PROMPT: Among the lines below, count those containing the word "Fields". Give the number only.

************

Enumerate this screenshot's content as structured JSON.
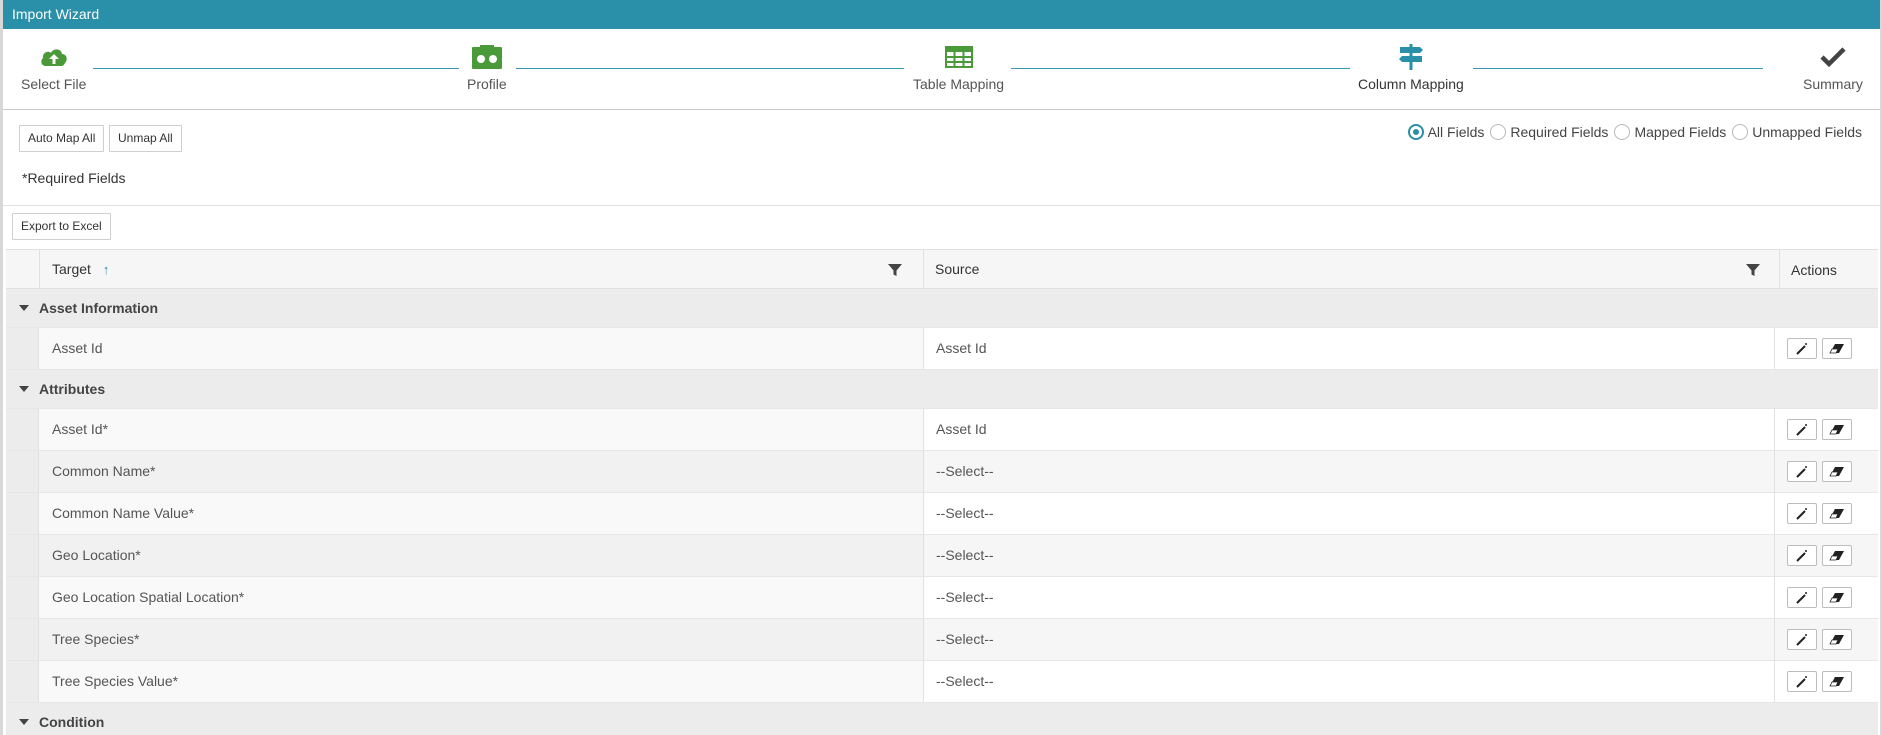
{
  "window": {
    "title": "Import Wizard"
  },
  "steps": [
    {
      "label": "Select File",
      "icon": "cloud-upload-icon",
      "color": "#4a9a3a"
    },
    {
      "label": "Profile",
      "icon": "profile-icon",
      "color": "#4a9a3a"
    },
    {
      "label": "Table Mapping",
      "icon": "table-grid-icon",
      "color": "#4a9a3a"
    },
    {
      "label": "Column Mapping",
      "icon": "signpost-icon",
      "color": "#2a8fa8"
    },
    {
      "label": "Summary",
      "icon": "checkmark-icon",
      "color": "#444444"
    }
  ],
  "toolbar": {
    "auto_map_label": "Auto Map All",
    "unmap_label": "Unmap All",
    "required_note": "*Required Fields",
    "export_label": "Export to Excel"
  },
  "filters": [
    {
      "label": "All Fields",
      "selected": true
    },
    {
      "label": "Required Fields",
      "selected": false
    },
    {
      "label": "Mapped Fields",
      "selected": false
    },
    {
      "label": "Unmapped Fields",
      "selected": false
    }
  ],
  "grid": {
    "columns": {
      "target": "Target",
      "source": "Source",
      "actions": "Actions"
    },
    "groups": [
      {
        "title": "Asset Information",
        "rows": [
          {
            "target": "Asset Id",
            "source": "Asset Id"
          }
        ]
      },
      {
        "title": "Attributes",
        "rows": [
          {
            "target": "Asset Id*",
            "source": "Asset Id"
          },
          {
            "target": "Common Name*",
            "source": "--Select--"
          },
          {
            "target": "Common Name Value*",
            "source": "--Select--"
          },
          {
            "target": "Geo Location*",
            "source": "--Select--"
          },
          {
            "target": "Geo Location Spatial Location*",
            "source": "--Select--"
          },
          {
            "target": "Tree Species*",
            "source": "--Select--"
          },
          {
            "target": "Tree Species Value*",
            "source": "--Select--"
          }
        ]
      },
      {
        "title": "Condition",
        "rows": []
      }
    ]
  },
  "colors": {
    "accent": "#2a8fa8",
    "success": "#4a9a3a"
  }
}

************

THE COMPLETED TASK: 5